Render every entry exactly as it appears.
• • • •
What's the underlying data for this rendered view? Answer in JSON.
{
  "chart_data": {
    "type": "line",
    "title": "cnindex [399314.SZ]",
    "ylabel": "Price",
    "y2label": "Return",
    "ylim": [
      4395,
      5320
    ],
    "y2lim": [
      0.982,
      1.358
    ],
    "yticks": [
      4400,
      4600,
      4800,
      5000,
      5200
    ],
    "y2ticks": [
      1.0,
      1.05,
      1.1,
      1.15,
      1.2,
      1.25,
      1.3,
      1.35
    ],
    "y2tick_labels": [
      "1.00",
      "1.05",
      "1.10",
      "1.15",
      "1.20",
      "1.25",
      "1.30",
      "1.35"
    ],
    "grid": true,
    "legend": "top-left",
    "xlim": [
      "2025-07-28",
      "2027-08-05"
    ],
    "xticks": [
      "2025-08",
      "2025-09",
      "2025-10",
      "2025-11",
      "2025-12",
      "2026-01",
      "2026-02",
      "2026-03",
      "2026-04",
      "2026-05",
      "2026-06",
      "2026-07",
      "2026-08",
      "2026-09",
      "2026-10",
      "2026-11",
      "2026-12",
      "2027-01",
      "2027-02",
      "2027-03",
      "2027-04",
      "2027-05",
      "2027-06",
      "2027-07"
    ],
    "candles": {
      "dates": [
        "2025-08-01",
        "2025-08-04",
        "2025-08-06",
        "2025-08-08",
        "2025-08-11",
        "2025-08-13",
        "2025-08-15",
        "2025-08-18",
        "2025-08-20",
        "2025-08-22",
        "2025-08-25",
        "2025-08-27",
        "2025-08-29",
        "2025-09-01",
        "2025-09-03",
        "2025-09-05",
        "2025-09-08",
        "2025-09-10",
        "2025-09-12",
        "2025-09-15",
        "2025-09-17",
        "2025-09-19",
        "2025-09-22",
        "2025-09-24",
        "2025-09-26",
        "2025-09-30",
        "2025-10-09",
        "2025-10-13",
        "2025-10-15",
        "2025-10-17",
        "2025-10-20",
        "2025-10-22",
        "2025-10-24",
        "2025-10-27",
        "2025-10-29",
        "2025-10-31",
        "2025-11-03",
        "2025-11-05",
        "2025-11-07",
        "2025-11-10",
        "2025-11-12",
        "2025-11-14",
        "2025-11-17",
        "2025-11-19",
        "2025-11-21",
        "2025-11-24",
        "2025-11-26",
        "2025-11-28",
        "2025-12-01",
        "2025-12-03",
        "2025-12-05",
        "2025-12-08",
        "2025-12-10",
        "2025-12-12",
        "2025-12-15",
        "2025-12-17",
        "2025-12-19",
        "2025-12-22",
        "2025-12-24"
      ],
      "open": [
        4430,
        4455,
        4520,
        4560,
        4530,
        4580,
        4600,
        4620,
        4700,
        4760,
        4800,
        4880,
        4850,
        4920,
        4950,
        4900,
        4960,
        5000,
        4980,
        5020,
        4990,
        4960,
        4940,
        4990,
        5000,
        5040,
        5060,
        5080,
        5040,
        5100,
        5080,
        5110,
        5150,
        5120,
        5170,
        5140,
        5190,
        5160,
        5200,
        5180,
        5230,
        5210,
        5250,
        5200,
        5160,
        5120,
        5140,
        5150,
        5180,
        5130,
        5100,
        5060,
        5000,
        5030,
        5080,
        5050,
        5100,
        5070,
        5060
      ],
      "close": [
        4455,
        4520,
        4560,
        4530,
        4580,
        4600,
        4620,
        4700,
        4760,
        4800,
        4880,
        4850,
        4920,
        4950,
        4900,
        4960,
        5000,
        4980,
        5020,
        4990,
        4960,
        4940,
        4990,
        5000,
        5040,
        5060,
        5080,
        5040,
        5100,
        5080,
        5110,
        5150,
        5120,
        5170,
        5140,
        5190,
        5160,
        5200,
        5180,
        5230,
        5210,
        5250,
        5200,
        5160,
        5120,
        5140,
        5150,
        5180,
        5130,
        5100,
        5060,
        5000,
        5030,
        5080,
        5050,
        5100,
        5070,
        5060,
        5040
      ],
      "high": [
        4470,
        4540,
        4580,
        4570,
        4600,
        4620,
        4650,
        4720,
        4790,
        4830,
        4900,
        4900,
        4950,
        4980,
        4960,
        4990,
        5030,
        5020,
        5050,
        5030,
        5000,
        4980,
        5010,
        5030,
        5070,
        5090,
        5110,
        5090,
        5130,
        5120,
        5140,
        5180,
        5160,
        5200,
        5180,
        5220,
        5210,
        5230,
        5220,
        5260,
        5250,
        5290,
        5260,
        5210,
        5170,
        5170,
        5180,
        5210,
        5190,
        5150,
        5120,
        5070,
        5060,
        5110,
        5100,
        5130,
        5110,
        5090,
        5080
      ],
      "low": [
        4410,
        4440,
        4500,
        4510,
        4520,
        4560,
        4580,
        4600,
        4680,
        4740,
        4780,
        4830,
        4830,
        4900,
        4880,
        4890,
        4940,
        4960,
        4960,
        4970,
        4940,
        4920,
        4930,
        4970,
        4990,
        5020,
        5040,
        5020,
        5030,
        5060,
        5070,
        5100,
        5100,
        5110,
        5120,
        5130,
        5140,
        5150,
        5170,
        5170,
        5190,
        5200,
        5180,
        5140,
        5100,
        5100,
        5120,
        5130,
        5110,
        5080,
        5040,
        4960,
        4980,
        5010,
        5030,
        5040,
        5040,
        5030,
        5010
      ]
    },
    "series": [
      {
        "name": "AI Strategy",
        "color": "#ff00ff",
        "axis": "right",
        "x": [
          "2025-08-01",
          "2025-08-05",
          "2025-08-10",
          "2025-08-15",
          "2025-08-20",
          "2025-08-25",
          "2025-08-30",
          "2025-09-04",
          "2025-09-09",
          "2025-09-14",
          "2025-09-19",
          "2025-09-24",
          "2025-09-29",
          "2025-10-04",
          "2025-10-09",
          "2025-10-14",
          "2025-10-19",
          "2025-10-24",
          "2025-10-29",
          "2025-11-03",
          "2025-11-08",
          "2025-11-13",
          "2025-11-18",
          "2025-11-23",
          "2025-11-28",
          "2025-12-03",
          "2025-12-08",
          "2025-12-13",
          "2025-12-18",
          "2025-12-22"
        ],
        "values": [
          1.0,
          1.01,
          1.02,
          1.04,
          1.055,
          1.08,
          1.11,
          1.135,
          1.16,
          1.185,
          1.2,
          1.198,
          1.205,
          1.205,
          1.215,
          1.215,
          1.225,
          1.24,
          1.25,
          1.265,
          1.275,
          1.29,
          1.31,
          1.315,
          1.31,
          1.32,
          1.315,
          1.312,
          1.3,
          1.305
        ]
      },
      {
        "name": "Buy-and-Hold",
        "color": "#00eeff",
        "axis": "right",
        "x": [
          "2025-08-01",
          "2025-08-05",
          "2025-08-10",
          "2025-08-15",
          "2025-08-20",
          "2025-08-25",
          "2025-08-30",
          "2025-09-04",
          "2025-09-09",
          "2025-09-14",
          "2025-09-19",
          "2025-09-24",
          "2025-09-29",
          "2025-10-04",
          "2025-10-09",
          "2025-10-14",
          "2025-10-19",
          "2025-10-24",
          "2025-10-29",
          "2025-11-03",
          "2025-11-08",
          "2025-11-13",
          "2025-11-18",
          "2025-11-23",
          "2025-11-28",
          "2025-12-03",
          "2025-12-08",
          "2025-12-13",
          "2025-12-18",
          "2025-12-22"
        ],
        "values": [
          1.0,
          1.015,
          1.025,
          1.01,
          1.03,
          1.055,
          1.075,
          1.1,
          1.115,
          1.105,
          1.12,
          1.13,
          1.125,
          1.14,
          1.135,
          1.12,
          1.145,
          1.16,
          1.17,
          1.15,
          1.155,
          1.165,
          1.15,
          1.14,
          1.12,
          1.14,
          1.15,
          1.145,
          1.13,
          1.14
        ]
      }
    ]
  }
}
• • • •
▶ **The reply**:
What's the underlying data for this rendered view? Answer in JSON.
{
  "chart_data": {
    "type": "line",
    "title": "cnindex [399314.SZ]",
    "ylabel": "Price",
    "y2label": "Return",
    "ylim": [
      4395,
      5320
    ],
    "y2lim": [
      0.982,
      1.358
    ],
    "yticks": [
      4400,
      4600,
      4800,
      5000,
      5200
    ],
    "y2ticks": [
      1.0,
      1.05,
      1.1,
      1.15,
      1.2,
      1.25,
      1.3,
      1.35
    ],
    "y2tick_labels": [
      "1.00",
      "1.05",
      "1.10",
      "1.15",
      "1.20",
      "1.25",
      "1.30",
      "1.35"
    ],
    "grid": true,
    "legend": "top-left",
    "xlim": [
      "2025-07-28",
      "2027-08-05"
    ],
    "xticks": [
      "2025-08",
      "2025-09",
      "2025-10",
      "2025-11",
      "2025-12",
      "2026-01",
      "2026-02",
      "2026-03",
      "2026-04",
      "2026-05",
      "2026-06",
      "2026-07",
      "2026-08",
      "2026-09",
      "2026-10",
      "2026-11",
      "2026-12",
      "2027-01",
      "2027-02",
      "2027-03",
      "2027-04",
      "2027-05",
      "2027-06",
      "2027-07"
    ],
    "candles": {
      "dates": [
        "2025-08-01",
        "2025-08-04",
        "2025-08-06",
        "2025-08-08",
        "2025-08-11",
        "2025-08-13",
        "2025-08-15",
        "2025-08-18",
        "2025-08-20",
        "2025-08-22",
        "2025-08-25",
        "2025-08-27",
        "2025-08-29",
        "2025-09-01",
        "2025-09-03",
        "2025-09-05",
        "2025-09-08",
        "2025-09-10",
        "2025-09-12",
        "2025-09-15",
        "2025-09-17",
        "2025-09-19",
        "2025-09-22",
        "2025-09-24",
        "2025-09-26",
        "2025-09-30",
        "2025-10-09",
        "2025-10-13",
        "2025-10-15",
        "2025-10-17",
        "2025-10-20",
        "2025-10-22",
        "2025-10-24",
        "2025-10-27",
        "2025-10-29",
        "2025-10-31",
        "2025-11-03",
        "2025-11-05",
        "2025-11-07",
        "2025-11-10",
        "2025-11-12",
        "2025-11-14",
        "2025-11-17",
        "2025-11-19",
        "2025-11-21",
        "2025-11-24",
        "2025-11-26",
        "2025-11-28",
        "2025-12-01",
        "2025-12-03",
        "2025-12-05",
        "2025-12-08",
        "2025-12-10",
        "2025-12-12",
        "2025-12-15",
        "2025-12-17",
        "2025-12-19",
        "2025-12-22",
        "2025-12-24"
      ],
      "open": [
        4430,
        4455,
        4520,
        4560,
        4530,
        4580,
        4600,
        4620,
        4700,
        4760,
        4800,
        4880,
        4850,
        4920,
        4950,
        4900,
        4960,
        5000,
        4980,
        5020,
        4990,
        4960,
        4940,
        4990,
        5000,
        5040,
        5060,
        5080,
        5040,
        5100,
        5080,
        5110,
        5150,
        5120,
        5170,
        5140,
        5190,
        5160,
        5200,
        5180,
        5230,
        5210,
        5250,
        5200,
        5160,
        5120,
        5140,
        5150,
        5180,
        5130,
        5100,
        5060,
        5000,
        5030,
        5080,
        5050,
        5100,
        5070,
        5060
      ],
      "close": [
        4455,
        4520,
        4560,
        4530,
        4580,
        4600,
        4620,
        4700,
        4760,
        4800,
        4880,
        4850,
        4920,
        4950,
        4900,
        4960,
        5000,
        4980,
        5020,
        4990,
        4960,
        4940,
        4990,
        5000,
        5040,
        5060,
        5080,
        5040,
        5100,
        5080,
        5110,
        5150,
        5120,
        5170,
        5140,
        5190,
        5160,
        5200,
        5180,
        5230,
        5210,
        5250,
        5200,
        5160,
        5120,
        5140,
        5150,
        5180,
        5130,
        5100,
        5060,
        5000,
        5030,
        5080,
        5050,
        5100,
        5070,
        5060,
        5040
      ],
      "high": [
        4470,
        4540,
        4580,
        4570,
        4600,
        4620,
        4650,
        4720,
        4790,
        4830,
        4900,
        4900,
        4950,
        4980,
        4960,
        4990,
        5030,
        5020,
        5050,
        5030,
        5000,
        4980,
        5010,
        5030,
        5070,
        5090,
        5110,
        5090,
        5130,
        5120,
        5140,
        5180,
        5160,
        5200,
        5180,
        5220,
        5210,
        5230,
        5220,
        5260,
        5250,
        5290,
        5260,
        5210,
        5170,
        5170,
        5180,
        5210,
        5190,
        5150,
        5120,
        5070,
        5060,
        5110,
        5100,
        5130,
        5110,
        5090,
        5080
      ],
      "low": [
        4410,
        4440,
        4500,
        4510,
        4520,
        4560,
        4580,
        4600,
        4680,
        4740,
        4780,
        4830,
        4830,
        4900,
        4880,
        4890,
        4940,
        4960,
        4960,
        4970,
        4940,
        4920,
        4930,
        4970,
        4990,
        5020,
        5040,
        5020,
        5030,
        5060,
        5070,
        5100,
        5100,
        5110,
        5120,
        5130,
        5140,
        5150,
        5170,
        5170,
        5190,
        5200,
        5180,
        5140,
        5100,
        5100,
        5120,
        5130,
        5110,
        5080,
        5040,
        4960,
        4980,
        5010,
        5030,
        5040,
        5040,
        5030,
        5010
      ]
    },
    "series": [
      {
        "name": "AI Strategy",
        "color": "#ff00ff",
        "axis": "right",
        "x": [
          "2025-08-01",
          "2025-08-05",
          "2025-08-10",
          "2025-08-15",
          "2025-08-20",
          "2025-08-25",
          "2025-08-30",
          "2025-09-04",
          "2025-09-09",
          "2025-09-14",
          "2025-09-19",
          "2025-09-24",
          "2025-09-29",
          "2025-10-04",
          "2025-10-09",
          "2025-10-14",
          "2025-10-19",
          "2025-10-24",
          "2025-10-29",
          "2025-11-03",
          "2025-11-08",
          "2025-11-13",
          "2025-11-18",
          "2025-11-23",
          "2025-11-28",
          "2025-12-03",
          "2025-12-08",
          "2025-12-13",
          "2025-12-18",
          "2025-12-22"
        ],
        "values": [
          1.0,
          1.01,
          1.02,
          1.04,
          1.055,
          1.08,
          1.11,
          1.135,
          1.16,
          1.185,
          1.2,
          1.198,
          1.205,
          1.205,
          1.215,
          1.215,
          1.225,
          1.24,
          1.25,
          1.265,
          1.275,
          1.29,
          1.31,
          1.315,
          1.31,
          1.32,
          1.315,
          1.312,
          1.3,
          1.305
        ]
      },
      {
        "name": "Buy-and-Hold",
        "color": "#00eeff",
        "axis": "right",
        "x": [
          "2025-08-01",
          "2025-08-05",
          "2025-08-10",
          "2025-08-15",
          "2025-08-20",
          "2025-08-25",
          "2025-08-30",
          "2025-09-04",
          "2025-09-09",
          "2025-09-14",
          "2025-09-19",
          "2025-09-24",
          "2025-09-29",
          "2025-10-04",
          "2025-10-09",
          "2025-10-14",
          "2025-10-19",
          "2025-10-24",
          "2025-10-29",
          "2025-11-03",
          "2025-11-08",
          "2025-11-13",
          "2025-11-18",
          "2025-11-23",
          "2025-11-28",
          "2025-12-03",
          "2025-12-08",
          "2025-12-13",
          "2025-12-18",
          "2025-12-22"
        ],
        "values": [
          1.0,
          1.015,
          1.025,
          1.01,
          1.03,
          1.055,
          1.075,
          1.1,
          1.115,
          1.105,
          1.12,
          1.13,
          1.125,
          1.14,
          1.135,
          1.12,
          1.145,
          1.16,
          1.17,
          1.15,
          1.155,
          1.165,
          1.15,
          1.14,
          1.12,
          1.14,
          1.15,
          1.145,
          1.13,
          1.14
        ]
      }
    ]
  }
}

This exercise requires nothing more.